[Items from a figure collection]
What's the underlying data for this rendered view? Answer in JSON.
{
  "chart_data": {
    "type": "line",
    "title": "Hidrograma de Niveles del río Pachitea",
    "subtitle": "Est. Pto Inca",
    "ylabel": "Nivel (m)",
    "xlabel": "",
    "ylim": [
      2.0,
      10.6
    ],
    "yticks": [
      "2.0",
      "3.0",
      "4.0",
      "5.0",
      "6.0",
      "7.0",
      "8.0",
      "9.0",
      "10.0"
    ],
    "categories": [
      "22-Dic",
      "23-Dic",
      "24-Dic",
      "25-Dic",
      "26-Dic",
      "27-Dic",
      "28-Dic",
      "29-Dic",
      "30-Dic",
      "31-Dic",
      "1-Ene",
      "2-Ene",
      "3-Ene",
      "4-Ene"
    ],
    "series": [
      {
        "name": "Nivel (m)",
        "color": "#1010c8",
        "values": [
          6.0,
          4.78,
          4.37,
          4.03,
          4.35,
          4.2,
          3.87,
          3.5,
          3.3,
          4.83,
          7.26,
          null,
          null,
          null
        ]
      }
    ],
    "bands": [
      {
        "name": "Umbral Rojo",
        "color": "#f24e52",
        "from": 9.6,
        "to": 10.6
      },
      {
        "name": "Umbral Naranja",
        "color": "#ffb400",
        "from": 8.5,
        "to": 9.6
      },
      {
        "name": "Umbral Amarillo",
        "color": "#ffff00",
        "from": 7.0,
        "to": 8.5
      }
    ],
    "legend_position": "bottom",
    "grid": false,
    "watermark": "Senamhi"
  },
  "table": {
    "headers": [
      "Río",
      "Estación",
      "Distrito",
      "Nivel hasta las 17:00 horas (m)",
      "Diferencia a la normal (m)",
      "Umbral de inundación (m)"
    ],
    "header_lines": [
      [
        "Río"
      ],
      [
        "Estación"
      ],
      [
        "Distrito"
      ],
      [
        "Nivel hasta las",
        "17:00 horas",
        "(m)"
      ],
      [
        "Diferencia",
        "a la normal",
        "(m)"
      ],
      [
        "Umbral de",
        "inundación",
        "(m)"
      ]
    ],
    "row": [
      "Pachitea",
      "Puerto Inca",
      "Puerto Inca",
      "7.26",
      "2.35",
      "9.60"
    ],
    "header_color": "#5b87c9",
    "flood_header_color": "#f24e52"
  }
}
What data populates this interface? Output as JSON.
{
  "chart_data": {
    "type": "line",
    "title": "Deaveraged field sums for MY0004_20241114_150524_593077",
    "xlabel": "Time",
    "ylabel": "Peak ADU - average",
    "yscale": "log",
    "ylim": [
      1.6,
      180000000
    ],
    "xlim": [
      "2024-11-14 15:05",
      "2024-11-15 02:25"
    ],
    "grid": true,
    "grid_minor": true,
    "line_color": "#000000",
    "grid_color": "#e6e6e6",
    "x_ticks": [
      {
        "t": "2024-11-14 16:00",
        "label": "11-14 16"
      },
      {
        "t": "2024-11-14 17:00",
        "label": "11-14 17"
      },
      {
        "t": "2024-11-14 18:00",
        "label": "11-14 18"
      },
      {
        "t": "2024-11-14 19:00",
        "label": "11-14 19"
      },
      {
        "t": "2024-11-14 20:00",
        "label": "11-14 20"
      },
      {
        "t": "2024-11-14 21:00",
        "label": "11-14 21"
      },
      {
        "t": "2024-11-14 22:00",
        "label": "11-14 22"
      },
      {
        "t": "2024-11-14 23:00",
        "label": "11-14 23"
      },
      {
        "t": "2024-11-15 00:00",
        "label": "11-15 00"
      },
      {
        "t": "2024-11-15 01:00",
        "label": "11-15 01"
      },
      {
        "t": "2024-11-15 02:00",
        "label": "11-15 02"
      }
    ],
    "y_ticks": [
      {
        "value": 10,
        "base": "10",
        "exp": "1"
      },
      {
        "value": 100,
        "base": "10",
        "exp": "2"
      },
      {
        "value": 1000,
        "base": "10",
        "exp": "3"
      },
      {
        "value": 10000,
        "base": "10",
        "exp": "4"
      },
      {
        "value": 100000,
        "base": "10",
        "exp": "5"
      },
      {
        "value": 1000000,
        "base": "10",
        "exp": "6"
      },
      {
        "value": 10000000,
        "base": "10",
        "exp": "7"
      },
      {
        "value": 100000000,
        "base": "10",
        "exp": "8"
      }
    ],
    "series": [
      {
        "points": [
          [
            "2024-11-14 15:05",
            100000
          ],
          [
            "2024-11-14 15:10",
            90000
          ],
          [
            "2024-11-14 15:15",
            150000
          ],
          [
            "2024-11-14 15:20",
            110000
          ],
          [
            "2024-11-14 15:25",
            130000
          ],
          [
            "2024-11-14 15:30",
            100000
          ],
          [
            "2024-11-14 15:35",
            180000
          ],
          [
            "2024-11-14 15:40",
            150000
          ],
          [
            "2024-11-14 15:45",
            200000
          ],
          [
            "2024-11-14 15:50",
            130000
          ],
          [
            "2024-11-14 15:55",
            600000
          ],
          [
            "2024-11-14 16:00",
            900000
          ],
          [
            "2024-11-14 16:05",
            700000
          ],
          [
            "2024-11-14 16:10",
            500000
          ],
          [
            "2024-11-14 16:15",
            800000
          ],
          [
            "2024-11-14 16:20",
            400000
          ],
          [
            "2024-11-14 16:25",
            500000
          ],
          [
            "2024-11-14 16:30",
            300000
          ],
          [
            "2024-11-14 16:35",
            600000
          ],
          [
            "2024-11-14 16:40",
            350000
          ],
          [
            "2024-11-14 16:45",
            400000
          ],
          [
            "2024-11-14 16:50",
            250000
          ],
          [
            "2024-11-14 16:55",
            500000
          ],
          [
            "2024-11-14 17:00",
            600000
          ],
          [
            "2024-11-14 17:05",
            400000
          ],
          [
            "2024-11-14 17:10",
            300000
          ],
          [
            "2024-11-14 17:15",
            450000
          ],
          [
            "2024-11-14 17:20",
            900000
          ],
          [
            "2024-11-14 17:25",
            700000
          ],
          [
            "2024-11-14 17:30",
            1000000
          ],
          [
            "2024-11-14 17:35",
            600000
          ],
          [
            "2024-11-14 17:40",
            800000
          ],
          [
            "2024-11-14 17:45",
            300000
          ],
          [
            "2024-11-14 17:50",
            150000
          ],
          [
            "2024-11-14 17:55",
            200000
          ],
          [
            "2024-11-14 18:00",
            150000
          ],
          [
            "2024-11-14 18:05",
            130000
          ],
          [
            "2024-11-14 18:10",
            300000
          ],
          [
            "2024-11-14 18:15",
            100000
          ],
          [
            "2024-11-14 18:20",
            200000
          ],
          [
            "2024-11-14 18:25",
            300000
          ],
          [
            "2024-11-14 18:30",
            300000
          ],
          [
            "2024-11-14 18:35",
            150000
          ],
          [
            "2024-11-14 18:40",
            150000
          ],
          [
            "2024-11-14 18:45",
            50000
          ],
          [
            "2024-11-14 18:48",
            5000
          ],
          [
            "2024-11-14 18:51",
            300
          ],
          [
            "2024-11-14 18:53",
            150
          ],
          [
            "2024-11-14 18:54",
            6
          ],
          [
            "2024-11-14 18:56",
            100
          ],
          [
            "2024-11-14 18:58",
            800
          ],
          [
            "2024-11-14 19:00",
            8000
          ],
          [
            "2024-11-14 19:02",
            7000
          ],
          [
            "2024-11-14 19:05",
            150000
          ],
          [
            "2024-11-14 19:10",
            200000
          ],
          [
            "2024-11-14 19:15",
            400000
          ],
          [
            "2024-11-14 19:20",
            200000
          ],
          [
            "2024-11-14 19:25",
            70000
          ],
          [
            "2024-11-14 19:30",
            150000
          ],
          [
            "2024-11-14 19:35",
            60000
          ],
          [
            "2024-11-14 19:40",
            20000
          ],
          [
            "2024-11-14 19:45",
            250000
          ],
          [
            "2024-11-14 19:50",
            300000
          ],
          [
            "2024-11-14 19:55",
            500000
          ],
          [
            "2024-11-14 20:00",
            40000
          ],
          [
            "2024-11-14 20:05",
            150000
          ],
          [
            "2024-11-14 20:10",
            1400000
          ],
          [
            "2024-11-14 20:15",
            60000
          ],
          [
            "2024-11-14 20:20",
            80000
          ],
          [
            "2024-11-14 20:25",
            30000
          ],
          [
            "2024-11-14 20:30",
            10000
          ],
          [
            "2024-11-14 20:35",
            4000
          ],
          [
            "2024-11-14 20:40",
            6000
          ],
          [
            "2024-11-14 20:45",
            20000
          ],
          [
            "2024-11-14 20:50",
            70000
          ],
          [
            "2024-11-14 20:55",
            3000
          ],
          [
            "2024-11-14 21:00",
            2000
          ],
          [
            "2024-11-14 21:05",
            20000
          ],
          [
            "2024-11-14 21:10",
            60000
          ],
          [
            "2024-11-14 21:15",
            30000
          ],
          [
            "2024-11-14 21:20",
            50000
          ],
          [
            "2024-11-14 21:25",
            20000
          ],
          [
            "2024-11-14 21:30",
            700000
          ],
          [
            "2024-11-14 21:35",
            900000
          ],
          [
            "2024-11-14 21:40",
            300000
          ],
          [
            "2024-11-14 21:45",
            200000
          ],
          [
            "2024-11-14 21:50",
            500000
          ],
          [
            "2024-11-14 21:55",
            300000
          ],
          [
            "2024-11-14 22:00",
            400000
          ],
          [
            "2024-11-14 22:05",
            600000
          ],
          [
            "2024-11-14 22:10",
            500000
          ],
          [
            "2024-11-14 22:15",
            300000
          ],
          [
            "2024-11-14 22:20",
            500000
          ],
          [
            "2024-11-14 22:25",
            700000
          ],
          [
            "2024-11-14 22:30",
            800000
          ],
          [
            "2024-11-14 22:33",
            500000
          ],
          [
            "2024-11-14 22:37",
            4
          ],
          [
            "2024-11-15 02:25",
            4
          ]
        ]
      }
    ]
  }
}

### What this task involves
Find all lines with "ylabel" in them and copy each one.

### Written response
    "ylabel": "Nivel (m)",
    "ylabel": "Peak ADU - average",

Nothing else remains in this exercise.